Data listing:
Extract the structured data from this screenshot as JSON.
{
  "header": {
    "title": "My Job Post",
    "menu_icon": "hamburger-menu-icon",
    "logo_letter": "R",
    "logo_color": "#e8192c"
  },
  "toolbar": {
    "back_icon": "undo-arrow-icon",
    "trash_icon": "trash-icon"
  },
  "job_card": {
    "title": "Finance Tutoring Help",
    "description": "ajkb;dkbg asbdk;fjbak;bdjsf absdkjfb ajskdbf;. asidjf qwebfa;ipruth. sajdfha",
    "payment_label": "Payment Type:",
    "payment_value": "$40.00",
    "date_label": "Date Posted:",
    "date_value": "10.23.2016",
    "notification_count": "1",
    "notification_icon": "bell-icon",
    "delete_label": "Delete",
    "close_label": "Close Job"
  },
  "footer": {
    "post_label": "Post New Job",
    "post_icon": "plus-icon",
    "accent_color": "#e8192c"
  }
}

▶ [Task] Every entry above should be retyped exactly as shown.

▶ [The response]
Extract the structured data from this screenshot as JSON.
{
  "header": {
    "title": "My Job Post",
    "menu_icon": "hamburger-menu-icon",
    "logo_letter": "R",
    "logo_color": "#e8192c"
  },
  "toolbar": {
    "back_icon": "undo-arrow-icon",
    "trash_icon": "trash-icon"
  },
  "job_card": {
    "title": "Finance Tutoring Help",
    "description": "ajkb;dkbg asbdk;fjbak;bdjsf absdkjfb ajskdbf;. asidjf qwebfa;ipruth. sajdfha",
    "payment_label": "Payment Type:",
    "payment_value": "$40.00",
    "date_label": "Date Posted:",
    "date_value": "10.23.2016",
    "notification_count": "1",
    "notification_icon": "bell-icon",
    "delete_label": "Delete",
    "close_label": "Close Job"
  },
  "footer": {
    "post_label": "Post New Job",
    "post_icon": "plus-icon",
    "accent_color": "#e8192c"
  }
}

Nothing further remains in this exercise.